What the task requires: Repeat every record below exactly, omitting any pictures.
* start Records for this task *
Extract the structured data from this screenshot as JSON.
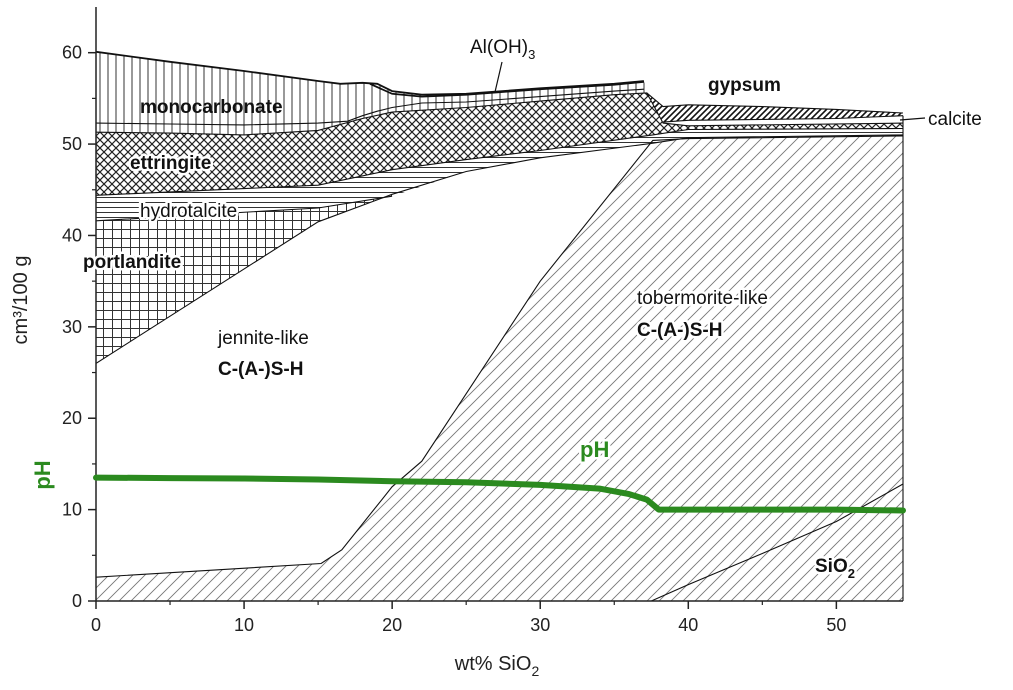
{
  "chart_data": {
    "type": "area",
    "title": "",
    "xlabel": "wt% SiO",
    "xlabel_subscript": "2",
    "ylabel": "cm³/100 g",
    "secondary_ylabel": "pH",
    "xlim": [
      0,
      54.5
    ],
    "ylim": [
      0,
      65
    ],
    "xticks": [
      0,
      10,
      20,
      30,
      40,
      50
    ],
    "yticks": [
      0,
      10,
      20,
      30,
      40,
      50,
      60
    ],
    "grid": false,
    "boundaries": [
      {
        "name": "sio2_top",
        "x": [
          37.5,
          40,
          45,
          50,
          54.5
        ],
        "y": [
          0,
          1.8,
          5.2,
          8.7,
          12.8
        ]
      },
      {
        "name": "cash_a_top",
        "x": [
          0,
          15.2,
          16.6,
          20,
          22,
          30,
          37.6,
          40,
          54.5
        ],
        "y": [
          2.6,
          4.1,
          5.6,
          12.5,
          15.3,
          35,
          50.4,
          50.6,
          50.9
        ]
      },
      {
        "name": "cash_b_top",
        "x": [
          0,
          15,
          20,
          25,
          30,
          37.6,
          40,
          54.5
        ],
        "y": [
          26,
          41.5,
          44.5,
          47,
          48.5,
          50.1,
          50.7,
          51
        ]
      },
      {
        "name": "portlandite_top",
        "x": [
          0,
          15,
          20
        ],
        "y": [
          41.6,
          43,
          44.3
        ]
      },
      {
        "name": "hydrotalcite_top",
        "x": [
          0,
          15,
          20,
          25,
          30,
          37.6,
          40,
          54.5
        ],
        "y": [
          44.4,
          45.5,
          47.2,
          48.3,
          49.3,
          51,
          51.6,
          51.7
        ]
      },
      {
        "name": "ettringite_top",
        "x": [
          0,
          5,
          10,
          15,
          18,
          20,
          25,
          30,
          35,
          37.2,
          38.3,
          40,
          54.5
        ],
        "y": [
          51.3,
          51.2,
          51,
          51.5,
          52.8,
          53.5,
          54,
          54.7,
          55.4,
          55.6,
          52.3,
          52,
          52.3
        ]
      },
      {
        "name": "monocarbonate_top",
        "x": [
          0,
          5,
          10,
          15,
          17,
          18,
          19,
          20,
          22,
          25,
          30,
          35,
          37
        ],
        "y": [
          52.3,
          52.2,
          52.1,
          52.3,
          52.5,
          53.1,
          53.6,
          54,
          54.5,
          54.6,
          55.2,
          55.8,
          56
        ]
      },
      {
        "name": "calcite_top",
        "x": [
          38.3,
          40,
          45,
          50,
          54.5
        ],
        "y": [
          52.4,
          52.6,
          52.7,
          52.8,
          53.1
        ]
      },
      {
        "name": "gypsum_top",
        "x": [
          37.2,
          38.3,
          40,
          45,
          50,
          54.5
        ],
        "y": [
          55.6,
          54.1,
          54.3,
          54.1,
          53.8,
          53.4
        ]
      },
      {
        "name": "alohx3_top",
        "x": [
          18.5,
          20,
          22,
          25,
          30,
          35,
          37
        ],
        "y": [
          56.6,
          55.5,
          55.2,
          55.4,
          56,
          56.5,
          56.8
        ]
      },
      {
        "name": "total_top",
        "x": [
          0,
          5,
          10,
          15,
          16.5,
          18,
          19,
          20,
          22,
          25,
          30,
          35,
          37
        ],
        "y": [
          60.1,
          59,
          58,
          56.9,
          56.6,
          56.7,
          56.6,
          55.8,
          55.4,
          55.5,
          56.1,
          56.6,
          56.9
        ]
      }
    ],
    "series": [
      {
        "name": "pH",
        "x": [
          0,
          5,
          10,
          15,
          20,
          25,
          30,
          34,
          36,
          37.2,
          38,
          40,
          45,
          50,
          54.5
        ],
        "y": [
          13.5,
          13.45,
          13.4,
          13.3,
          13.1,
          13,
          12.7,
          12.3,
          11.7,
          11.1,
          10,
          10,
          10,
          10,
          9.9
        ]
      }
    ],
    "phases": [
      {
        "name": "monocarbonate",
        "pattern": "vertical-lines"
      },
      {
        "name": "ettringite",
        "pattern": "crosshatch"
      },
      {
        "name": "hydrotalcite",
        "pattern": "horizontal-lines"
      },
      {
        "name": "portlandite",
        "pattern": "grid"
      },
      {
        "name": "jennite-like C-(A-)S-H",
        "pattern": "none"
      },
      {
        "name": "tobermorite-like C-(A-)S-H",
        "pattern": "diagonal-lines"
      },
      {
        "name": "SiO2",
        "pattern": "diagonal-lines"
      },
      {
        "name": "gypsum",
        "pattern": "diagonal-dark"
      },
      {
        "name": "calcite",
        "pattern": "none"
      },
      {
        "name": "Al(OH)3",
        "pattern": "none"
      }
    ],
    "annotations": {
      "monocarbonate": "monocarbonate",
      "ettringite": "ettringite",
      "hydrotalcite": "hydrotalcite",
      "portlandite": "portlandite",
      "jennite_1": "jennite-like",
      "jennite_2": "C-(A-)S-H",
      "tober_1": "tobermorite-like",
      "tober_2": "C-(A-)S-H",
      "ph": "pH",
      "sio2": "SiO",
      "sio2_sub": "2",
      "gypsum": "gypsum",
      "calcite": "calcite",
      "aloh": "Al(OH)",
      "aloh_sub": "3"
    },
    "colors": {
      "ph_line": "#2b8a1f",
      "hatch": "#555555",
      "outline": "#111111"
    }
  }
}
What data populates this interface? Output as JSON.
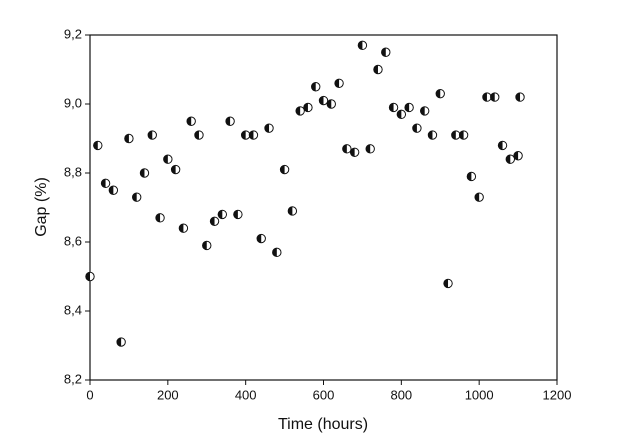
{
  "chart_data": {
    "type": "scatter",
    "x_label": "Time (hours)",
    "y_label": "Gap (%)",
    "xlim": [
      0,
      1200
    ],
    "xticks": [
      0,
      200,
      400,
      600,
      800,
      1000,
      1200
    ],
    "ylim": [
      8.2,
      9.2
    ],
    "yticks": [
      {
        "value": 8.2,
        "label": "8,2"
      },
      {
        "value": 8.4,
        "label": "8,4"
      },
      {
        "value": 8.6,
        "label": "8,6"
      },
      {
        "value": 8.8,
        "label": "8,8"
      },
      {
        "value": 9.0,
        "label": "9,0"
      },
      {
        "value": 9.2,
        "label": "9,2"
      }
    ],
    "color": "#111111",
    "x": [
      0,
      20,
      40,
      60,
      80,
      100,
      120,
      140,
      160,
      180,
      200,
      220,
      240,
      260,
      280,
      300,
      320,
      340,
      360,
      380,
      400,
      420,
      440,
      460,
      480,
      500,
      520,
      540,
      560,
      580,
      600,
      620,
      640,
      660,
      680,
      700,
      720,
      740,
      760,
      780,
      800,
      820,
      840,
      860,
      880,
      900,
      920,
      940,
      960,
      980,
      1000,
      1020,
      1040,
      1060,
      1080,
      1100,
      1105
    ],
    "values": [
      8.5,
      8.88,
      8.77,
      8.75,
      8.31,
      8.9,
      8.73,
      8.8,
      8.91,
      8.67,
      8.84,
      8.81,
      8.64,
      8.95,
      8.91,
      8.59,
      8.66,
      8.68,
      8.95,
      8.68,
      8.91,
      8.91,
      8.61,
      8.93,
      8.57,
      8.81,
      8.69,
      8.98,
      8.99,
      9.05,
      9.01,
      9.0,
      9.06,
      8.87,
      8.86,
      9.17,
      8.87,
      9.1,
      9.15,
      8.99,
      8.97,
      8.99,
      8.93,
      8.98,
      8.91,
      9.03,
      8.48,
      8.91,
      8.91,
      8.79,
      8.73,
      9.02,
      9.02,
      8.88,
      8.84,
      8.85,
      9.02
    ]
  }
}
* end Records for this task *
Response to the task:
Extract the structured data from this screenshot as JSON.
{
  "chart_data": {
    "type": "area",
    "title": "",
    "xlabel": "wt% SiO",
    "xlabel_subscript": "2",
    "ylabel": "cm³/100 g",
    "secondary_ylabel": "pH",
    "xlim": [
      0,
      54.5
    ],
    "ylim": [
      0,
      65
    ],
    "xticks": [
      0,
      10,
      20,
      30,
      40,
      50
    ],
    "yticks": [
      0,
      10,
      20,
      30,
      40,
      50,
      60
    ],
    "grid": false,
    "boundaries": [
      {
        "name": "sio2_top",
        "x": [
          37.5,
          40,
          45,
          50,
          54.5
        ],
        "y": [
          0,
          1.8,
          5.2,
          8.7,
          12.8
        ]
      },
      {
        "name": "cash_a_top",
        "x": [
          0,
          15.2,
          16.6,
          20,
          22,
          30,
          37.6,
          40,
          54.5
        ],
        "y": [
          2.6,
          4.1,
          5.6,
          12.5,
          15.3,
          35,
          50.4,
          50.6,
          50.9
        ]
      },
      {
        "name": "cash_b_top",
        "x": [
          0,
          15,
          20,
          25,
          30,
          37.6,
          40,
          54.5
        ],
        "y": [
          26,
          41.5,
          44.5,
          47,
          48.5,
          50.1,
          50.7,
          51
        ]
      },
      {
        "name": "portlandite_top",
        "x": [
          0,
          15,
          20
        ],
        "y": [
          41.6,
          43,
          44.3
        ]
      },
      {
        "name": "hydrotalcite_top",
        "x": [
          0,
          15,
          20,
          25,
          30,
          37.6,
          40,
          54.5
        ],
        "y": [
          44.4,
          45.5,
          47.2,
          48.3,
          49.3,
          51,
          51.6,
          51.7
        ]
      },
      {
        "name": "ettringite_top",
        "x": [
          0,
          5,
          10,
          15,
          18,
          20,
          25,
          30,
          35,
          37.2,
          38.3,
          40,
          54.5
        ],
        "y": [
          51.3,
          51.2,
          51,
          51.5,
          52.8,
          53.5,
          54,
          54.7,
          55.4,
          55.6,
          52.3,
          52,
          52.3
        ]
      },
      {
        "name": "monocarbonate_top",
        "x": [
          0,
          5,
          10,
          15,
          17,
          18,
          19,
          20,
          22,
          25,
          30,
          35,
          37
        ],
        "y": [
          52.3,
          52.2,
          52.1,
          52.3,
          52.5,
          53.1,
          53.6,
          54,
          54.5,
          54.6,
          55.2,
          55.8,
          56
        ]
      },
      {
        "name": "calcite_top",
        "x": [
          38.3,
          40,
          45,
          50,
          54.5
        ],
        "y": [
          52.4,
          52.6,
          52.7,
          52.8,
          53.1
        ]
      },
      {
        "name": "gypsum_top",
        "x": [
          37.2,
          38.3,
          40,
          45,
          50,
          54.5
        ],
        "y": [
          55.6,
          54.1,
          54.3,
          54.1,
          53.8,
          53.4
        ]
      },
      {
        "name": "alohx3_top",
        "x": [
          18.5,
          20,
          22,
          25,
          30,
          35,
          37
        ],
        "y": [
          56.6,
          55.5,
          55.2,
          55.4,
          56,
          56.5,
          56.8
        ]
      },
      {
        "name": "total_top",
        "x": [
          0,
          5,
          10,
          15,
          16.5,
          18,
          19,
          20,
          22,
          25,
          30,
          35,
          37
        ],
        "y": [
          60.1,
          59,
          58,
          56.9,
          56.6,
          56.7,
          56.6,
          55.8,
          55.4,
          55.5,
          56.1,
          56.6,
          56.9
        ]
      }
    ],
    "series": [
      {
        "name": "pH",
        "x": [
          0,
          5,
          10,
          15,
          20,
          25,
          30,
          34,
          36,
          37.2,
          38,
          40,
          45,
          50,
          54.5
        ],
        "y": [
          13.5,
          13.45,
          13.4,
          13.3,
          13.1,
          13,
          12.7,
          12.3,
          11.7,
          11.1,
          10,
          10,
          10,
          10,
          9.9
        ]
      }
    ],
    "phases": [
      {
        "name": "monocarbonate",
        "pattern": "vertical-lines"
      },
      {
        "name": "ettringite",
        "pattern": "crosshatch"
      },
      {
        "name": "hydrotalcite",
        "pattern": "horizontal-lines"
      },
      {
        "name": "portlandite",
        "pattern": "grid"
      },
      {
        "name": "jennite-like C-(A-)S-H",
        "pattern": "none"
      },
      {
        "name": "tobermorite-like C-(A-)S-H",
        "pattern": "diagonal-lines"
      },
      {
        "name": "SiO2",
        "pattern": "diagonal-lines"
      },
      {
        "name": "gypsum",
        "pattern": "diagonal-dark"
      },
      {
        "name": "calcite",
        "pattern": "none"
      },
      {
        "name": "Al(OH)3",
        "pattern": "none"
      }
    ],
    "annotations": {
      "monocarbonate": "monocarbonate",
      "ettringite": "ettringite",
      "hydrotalcite": "hydrotalcite",
      "portlandite": "portlandite",
      "jennite_1": "jennite-like",
      "jennite_2": "C-(A-)S-H",
      "tober_1": "tobermorite-like",
      "tober_2": "C-(A-)S-H",
      "ph": "pH",
      "sio2": "SiO",
      "sio2_sub": "2",
      "gypsum": "gypsum",
      "calcite": "calcite",
      "aloh": "Al(OH)",
      "aloh_sub": "3"
    },
    "colors": {
      "ph_line": "#2b8a1f",
      "hatch": "#555555",
      "outline": "#111111"
    }
  }
}
What data populates this interface? Output as JSON.
{
  "chart_data": {
    "type": "scatter",
    "x_label": "Time (hours)",
    "y_label": "Gap (%)",
    "xlim": [
      0,
      1200
    ],
    "xticks": [
      0,
      200,
      400,
      600,
      800,
      1000,
      1200
    ],
    "ylim": [
      8.2,
      9.2
    ],
    "yticks": [
      {
        "value": 8.2,
        "label": "8,2"
      },
      {
        "value": 8.4,
        "label": "8,4"
      },
      {
        "value": 8.6,
        "label": "8,6"
      },
      {
        "value": 8.8,
        "label": "8,8"
      },
      {
        "value": 9.0,
        "label": "9,0"
      },
      {
        "value": 9.2,
        "label": "9,2"
      }
    ],
    "color": "#111111",
    "x": [
      0,
      20,
      40,
      60,
      80,
      100,
      120,
      140,
      160,
      180,
      200,
      220,
      240,
      260,
      280,
      300,
      320,
      340,
      360,
      380,
      400,
      420,
      440,
      460,
      480,
      500,
      520,
      540,
      560,
      580,
      600,
      620,
      640,
      660,
      680,
      700,
      720,
      740,
      760,
      780,
      800,
      820,
      840,
      860,
      880,
      900,
      920,
      940,
      960,
      980,
      1000,
      1020,
      1040,
      1060,
      1080,
      1100,
      1105
    ],
    "values": [
      8.5,
      8.88,
      8.77,
      8.75,
      8.31,
      8.9,
      8.73,
      8.8,
      8.91,
      8.67,
      8.84,
      8.81,
      8.64,
      8.95,
      8.91,
      8.59,
      8.66,
      8.68,
      8.95,
      8.68,
      8.91,
      8.91,
      8.61,
      8.93,
      8.57,
      8.81,
      8.69,
      8.98,
      8.99,
      9.05,
      9.01,
      9.0,
      9.06,
      8.87,
      8.86,
      9.17,
      8.87,
      9.1,
      9.15,
      8.99,
      8.97,
      8.99,
      8.93,
      8.98,
      8.91,
      9.03,
      8.48,
      8.91,
      8.91,
      8.79,
      8.73,
      9.02,
      9.02,
      8.88,
      8.84,
      8.85,
      9.02
    ]
  }
}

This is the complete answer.